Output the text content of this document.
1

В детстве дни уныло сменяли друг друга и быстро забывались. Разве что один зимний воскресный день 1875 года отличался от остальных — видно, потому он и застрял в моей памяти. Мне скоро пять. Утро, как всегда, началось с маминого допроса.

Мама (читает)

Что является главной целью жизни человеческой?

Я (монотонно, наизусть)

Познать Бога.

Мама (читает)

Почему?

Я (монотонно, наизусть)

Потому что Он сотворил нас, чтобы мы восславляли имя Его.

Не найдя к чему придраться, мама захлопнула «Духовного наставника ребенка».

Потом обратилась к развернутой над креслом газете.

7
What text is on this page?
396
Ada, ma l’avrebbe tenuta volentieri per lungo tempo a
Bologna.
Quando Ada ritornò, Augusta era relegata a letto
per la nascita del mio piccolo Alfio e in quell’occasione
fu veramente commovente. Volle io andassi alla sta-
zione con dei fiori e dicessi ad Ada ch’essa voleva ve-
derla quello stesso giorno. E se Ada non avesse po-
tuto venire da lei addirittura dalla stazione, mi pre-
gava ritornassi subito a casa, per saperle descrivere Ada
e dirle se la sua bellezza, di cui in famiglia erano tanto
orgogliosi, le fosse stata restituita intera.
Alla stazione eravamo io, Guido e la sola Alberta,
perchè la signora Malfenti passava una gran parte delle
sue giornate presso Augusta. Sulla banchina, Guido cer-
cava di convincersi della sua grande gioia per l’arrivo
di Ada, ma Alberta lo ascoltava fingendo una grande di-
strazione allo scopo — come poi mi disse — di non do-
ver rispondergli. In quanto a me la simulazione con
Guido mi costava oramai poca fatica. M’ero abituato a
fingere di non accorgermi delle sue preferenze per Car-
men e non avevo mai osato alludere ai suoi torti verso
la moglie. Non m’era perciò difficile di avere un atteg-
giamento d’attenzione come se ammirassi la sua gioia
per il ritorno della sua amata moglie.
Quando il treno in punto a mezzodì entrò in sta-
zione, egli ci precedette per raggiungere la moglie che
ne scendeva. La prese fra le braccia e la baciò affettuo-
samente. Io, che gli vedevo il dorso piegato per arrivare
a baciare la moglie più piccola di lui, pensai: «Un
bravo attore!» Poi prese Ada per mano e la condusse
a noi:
^^^^^^^^
▶ WORK TO BE COMPLETED
Each line above that includes "grande" counts once; state the total and nothing more.

▶ THE RESULT
2